Collected data entries:
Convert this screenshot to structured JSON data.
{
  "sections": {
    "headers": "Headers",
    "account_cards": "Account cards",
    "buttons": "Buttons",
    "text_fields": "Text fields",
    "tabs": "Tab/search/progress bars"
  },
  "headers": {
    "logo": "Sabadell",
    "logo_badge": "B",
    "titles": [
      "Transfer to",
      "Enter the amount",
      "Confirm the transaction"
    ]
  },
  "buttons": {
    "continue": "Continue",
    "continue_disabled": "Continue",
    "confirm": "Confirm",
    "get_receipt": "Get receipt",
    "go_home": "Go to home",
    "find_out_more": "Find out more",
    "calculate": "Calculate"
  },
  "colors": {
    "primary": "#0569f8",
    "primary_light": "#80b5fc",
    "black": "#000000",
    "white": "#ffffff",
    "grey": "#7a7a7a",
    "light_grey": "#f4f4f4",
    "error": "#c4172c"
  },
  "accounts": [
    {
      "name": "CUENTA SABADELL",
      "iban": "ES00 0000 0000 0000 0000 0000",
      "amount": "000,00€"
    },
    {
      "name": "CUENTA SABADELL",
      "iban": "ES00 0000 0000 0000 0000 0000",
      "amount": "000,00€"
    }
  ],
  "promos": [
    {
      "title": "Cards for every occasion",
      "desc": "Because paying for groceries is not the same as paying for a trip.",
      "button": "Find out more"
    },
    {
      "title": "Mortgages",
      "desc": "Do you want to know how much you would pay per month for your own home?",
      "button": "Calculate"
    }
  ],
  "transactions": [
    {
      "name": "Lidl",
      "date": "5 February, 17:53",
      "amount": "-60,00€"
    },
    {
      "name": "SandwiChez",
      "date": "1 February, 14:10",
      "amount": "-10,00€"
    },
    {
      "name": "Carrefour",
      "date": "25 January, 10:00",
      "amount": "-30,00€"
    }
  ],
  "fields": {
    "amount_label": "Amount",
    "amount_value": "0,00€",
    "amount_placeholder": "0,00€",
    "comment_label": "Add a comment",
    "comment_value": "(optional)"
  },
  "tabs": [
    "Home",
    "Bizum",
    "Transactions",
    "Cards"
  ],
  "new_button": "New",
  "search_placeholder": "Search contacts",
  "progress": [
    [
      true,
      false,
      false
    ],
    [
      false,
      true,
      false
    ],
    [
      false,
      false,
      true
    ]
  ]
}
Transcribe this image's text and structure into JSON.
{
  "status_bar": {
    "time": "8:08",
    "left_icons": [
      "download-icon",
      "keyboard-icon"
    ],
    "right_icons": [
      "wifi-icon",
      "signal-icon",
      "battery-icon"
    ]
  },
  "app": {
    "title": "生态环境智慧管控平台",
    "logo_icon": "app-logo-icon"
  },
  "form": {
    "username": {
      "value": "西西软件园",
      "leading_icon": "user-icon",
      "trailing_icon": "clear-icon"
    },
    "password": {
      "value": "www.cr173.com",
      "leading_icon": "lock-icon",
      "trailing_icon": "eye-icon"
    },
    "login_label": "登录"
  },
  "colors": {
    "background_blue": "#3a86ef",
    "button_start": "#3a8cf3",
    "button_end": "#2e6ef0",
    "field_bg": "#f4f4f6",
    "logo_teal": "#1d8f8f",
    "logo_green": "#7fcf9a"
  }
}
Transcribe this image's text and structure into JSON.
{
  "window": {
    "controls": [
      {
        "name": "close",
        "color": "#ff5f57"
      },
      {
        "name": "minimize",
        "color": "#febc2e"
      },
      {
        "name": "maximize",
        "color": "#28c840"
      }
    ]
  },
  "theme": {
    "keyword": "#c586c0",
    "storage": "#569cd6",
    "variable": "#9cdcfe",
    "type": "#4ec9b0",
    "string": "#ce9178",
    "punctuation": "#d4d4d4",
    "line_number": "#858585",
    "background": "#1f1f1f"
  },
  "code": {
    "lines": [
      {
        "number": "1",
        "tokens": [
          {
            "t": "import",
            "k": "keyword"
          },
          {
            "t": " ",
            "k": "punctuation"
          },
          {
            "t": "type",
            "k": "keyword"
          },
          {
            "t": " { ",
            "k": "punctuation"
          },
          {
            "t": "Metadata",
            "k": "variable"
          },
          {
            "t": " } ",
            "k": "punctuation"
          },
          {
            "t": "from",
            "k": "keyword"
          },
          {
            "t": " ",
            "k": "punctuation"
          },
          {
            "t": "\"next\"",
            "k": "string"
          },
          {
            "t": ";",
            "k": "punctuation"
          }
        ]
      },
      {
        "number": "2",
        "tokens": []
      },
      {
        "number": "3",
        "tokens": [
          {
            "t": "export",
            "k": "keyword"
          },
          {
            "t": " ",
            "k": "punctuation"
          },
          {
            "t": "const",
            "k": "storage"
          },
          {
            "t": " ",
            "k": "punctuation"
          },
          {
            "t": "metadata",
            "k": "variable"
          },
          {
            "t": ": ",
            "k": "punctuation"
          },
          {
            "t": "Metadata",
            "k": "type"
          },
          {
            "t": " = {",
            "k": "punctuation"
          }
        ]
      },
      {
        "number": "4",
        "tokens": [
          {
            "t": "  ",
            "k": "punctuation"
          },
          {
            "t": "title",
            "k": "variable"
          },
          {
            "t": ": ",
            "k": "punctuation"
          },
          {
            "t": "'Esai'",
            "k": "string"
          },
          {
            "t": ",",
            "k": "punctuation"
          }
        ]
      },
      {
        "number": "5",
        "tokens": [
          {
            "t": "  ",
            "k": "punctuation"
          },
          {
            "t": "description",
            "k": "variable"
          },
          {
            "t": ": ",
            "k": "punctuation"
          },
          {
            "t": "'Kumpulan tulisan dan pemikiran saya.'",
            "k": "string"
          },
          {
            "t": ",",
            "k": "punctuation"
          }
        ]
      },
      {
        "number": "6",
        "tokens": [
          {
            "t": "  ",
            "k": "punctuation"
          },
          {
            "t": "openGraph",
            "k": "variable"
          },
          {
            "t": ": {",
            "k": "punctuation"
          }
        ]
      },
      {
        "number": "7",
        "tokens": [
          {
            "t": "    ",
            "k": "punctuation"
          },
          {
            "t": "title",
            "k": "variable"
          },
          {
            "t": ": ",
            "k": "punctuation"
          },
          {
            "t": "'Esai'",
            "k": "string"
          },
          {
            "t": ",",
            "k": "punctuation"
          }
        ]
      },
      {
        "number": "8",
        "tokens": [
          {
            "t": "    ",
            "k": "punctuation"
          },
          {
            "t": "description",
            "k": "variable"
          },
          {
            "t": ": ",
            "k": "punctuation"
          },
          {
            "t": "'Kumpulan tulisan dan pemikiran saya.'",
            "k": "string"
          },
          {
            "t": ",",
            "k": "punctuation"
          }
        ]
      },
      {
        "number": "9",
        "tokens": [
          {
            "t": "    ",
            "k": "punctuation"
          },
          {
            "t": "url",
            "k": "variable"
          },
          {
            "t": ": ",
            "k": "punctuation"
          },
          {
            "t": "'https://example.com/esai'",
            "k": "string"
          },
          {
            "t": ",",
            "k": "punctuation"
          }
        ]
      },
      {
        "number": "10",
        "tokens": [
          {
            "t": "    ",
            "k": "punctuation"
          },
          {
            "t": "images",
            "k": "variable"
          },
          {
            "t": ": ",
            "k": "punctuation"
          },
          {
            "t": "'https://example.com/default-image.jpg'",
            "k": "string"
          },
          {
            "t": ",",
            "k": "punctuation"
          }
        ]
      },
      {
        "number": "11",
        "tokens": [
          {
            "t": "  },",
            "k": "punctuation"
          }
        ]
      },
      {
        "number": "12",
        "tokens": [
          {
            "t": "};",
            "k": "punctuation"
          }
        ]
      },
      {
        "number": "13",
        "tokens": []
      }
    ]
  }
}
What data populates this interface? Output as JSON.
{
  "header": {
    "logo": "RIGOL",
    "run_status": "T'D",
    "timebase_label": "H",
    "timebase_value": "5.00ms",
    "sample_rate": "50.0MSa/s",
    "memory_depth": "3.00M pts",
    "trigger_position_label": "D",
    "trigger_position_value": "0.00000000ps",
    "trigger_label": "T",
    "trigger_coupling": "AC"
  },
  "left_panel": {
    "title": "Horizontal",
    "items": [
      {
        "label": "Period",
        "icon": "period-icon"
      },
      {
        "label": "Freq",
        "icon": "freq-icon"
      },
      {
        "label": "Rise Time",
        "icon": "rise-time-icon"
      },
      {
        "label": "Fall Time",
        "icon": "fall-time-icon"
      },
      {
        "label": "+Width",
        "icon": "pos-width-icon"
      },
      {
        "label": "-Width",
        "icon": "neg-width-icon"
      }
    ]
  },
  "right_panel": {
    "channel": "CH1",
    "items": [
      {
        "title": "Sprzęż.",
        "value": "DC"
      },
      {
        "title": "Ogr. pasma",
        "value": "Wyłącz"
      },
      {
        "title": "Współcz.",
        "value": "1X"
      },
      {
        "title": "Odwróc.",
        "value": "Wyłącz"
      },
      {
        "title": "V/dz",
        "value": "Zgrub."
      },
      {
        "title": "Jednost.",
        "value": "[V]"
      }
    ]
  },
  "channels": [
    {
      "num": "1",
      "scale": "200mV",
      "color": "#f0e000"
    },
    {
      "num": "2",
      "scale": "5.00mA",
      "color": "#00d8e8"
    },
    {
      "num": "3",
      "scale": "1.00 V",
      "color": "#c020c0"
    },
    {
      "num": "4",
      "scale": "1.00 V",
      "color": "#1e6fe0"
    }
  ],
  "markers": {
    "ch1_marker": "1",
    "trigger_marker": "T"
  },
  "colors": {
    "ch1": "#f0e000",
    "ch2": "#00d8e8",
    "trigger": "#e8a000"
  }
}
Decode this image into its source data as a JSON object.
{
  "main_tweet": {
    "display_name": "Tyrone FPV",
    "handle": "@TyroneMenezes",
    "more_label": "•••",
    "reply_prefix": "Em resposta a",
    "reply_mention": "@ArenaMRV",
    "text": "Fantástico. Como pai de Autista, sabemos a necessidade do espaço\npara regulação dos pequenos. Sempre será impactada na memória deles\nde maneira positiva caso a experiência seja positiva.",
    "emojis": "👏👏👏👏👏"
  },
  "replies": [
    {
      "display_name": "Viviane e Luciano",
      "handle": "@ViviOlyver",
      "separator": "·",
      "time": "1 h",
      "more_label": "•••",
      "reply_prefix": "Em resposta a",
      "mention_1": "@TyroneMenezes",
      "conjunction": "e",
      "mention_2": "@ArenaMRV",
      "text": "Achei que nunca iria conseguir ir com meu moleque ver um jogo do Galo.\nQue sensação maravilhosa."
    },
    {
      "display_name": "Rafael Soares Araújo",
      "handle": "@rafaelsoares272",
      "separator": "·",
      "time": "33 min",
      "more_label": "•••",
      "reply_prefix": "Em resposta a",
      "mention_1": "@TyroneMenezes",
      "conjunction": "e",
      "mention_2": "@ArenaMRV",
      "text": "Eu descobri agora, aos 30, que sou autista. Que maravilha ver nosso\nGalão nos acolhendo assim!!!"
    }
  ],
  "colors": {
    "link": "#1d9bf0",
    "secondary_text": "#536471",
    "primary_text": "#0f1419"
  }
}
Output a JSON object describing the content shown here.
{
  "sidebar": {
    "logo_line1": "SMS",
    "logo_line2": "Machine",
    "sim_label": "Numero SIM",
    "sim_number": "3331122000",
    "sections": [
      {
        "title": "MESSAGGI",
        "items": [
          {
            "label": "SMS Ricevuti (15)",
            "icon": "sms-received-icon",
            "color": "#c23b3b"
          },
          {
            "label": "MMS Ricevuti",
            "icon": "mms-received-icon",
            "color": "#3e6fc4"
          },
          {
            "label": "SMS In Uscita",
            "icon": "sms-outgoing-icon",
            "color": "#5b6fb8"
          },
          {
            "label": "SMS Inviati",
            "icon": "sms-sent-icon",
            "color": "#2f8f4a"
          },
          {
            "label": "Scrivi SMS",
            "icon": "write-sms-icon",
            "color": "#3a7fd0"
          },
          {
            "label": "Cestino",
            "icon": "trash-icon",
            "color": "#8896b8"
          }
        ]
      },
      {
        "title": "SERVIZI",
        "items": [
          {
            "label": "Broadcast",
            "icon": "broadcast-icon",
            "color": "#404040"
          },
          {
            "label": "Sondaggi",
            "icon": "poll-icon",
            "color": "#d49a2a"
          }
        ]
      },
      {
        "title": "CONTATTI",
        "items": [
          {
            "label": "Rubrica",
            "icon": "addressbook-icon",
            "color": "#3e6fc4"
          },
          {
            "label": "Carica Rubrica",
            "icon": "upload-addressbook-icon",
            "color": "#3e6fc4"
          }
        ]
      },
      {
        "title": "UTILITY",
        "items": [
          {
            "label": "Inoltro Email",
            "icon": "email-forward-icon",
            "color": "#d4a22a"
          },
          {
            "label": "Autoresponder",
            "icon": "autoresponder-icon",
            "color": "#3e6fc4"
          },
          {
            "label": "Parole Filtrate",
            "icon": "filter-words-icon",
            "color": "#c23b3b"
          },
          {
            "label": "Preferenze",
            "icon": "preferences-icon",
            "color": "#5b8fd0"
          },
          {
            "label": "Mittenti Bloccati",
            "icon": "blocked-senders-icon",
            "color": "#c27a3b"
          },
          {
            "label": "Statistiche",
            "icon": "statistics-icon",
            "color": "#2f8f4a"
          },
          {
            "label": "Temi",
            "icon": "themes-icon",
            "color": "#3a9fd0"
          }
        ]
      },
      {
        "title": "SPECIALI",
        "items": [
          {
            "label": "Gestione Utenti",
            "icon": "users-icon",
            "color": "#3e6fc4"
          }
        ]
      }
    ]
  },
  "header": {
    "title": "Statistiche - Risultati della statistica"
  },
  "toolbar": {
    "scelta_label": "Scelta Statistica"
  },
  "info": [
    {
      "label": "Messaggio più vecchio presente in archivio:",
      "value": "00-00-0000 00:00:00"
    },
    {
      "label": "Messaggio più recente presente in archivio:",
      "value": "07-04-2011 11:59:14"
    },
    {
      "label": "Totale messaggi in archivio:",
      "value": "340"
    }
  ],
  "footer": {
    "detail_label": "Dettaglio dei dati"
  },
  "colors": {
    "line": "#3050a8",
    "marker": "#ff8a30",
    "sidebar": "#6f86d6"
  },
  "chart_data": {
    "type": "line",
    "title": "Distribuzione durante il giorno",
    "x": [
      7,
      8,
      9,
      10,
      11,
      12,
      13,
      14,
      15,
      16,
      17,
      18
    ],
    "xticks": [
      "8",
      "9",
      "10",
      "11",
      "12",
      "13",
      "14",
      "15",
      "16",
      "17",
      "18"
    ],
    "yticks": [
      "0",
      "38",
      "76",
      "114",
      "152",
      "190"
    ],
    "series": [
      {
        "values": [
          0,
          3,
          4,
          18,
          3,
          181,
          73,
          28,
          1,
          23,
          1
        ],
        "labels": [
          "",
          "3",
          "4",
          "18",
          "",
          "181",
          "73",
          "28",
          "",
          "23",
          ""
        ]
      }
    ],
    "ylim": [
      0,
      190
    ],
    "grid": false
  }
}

> **Required work**:
Pull every line containing "received" out of the records.

> **Reply to the exercise**:
            "icon": "sms-received-icon",
            "icon": "mms-received-icon",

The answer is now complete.